REQUIREMENTS –
Return the count of lines that mention "scans", with no other words.

── EXERCISE DATA

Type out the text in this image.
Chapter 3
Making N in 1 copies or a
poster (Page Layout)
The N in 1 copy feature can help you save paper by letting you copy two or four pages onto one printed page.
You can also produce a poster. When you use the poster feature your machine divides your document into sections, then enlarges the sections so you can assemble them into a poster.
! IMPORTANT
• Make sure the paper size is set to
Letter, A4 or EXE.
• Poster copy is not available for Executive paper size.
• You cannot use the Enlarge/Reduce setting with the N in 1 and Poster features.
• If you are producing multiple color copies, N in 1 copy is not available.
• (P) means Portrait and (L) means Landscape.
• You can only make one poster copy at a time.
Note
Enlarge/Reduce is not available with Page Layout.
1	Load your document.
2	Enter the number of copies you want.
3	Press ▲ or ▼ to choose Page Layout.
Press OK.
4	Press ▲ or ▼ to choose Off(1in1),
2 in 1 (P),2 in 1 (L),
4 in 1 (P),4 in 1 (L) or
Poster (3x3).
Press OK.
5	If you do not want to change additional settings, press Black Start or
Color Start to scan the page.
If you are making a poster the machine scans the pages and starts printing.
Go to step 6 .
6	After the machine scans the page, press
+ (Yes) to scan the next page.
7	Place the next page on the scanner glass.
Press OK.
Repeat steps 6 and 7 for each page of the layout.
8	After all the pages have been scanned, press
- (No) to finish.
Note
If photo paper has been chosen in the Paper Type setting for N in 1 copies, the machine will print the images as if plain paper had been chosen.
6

────

FULL RESPONSE –
2